▽

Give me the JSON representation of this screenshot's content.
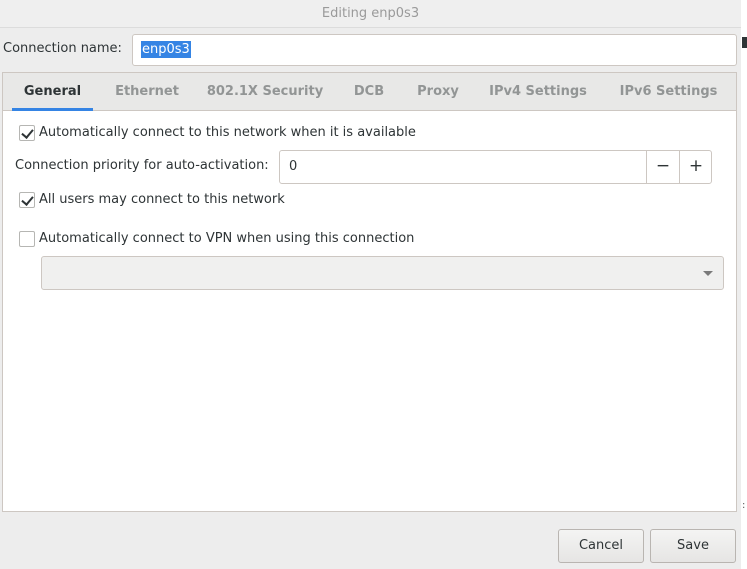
{
  "window": {
    "title": "Editing enp0s3"
  },
  "connection": {
    "label": "Connection name:",
    "value": "enp0s3"
  },
  "tabs": [
    {
      "label": "General",
      "active": true
    },
    {
      "label": "Ethernet",
      "active": false
    },
    {
      "label": "802.1X Security",
      "active": false
    },
    {
      "label": "DCB",
      "active": false
    },
    {
      "label": "Proxy",
      "active": false
    },
    {
      "label": "IPv4 Settings",
      "active": false
    },
    {
      "label": "IPv6 Settings",
      "active": false
    }
  ],
  "general": {
    "auto_connect": {
      "label": "Automatically connect to this network when it is available",
      "checked": true
    },
    "priority": {
      "label": "Connection priority for auto-activation:",
      "value": "0",
      "minus": "−",
      "plus": "+"
    },
    "all_users": {
      "label": "All users may connect to this network",
      "checked": true
    },
    "auto_vpn": {
      "label": "Automatically connect to VPN when using this connection",
      "checked": false
    },
    "vpn_select": {
      "value": ""
    }
  },
  "buttons": {
    "cancel": "Cancel",
    "save": "Save"
  },
  "colors": {
    "accent": "#3584e4"
  },
  "icons": {
    "minus": "minus-icon",
    "plus": "plus-icon",
    "dropdown": "chevron-down-icon",
    "checkmark": "checkmark-icon"
  }
}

△

_Written instruction_
Copy out every line from the material above in which the word "priority" appears.

_Worked solution_
    "priority": {
      "label": "Connection priority for auto-activation:",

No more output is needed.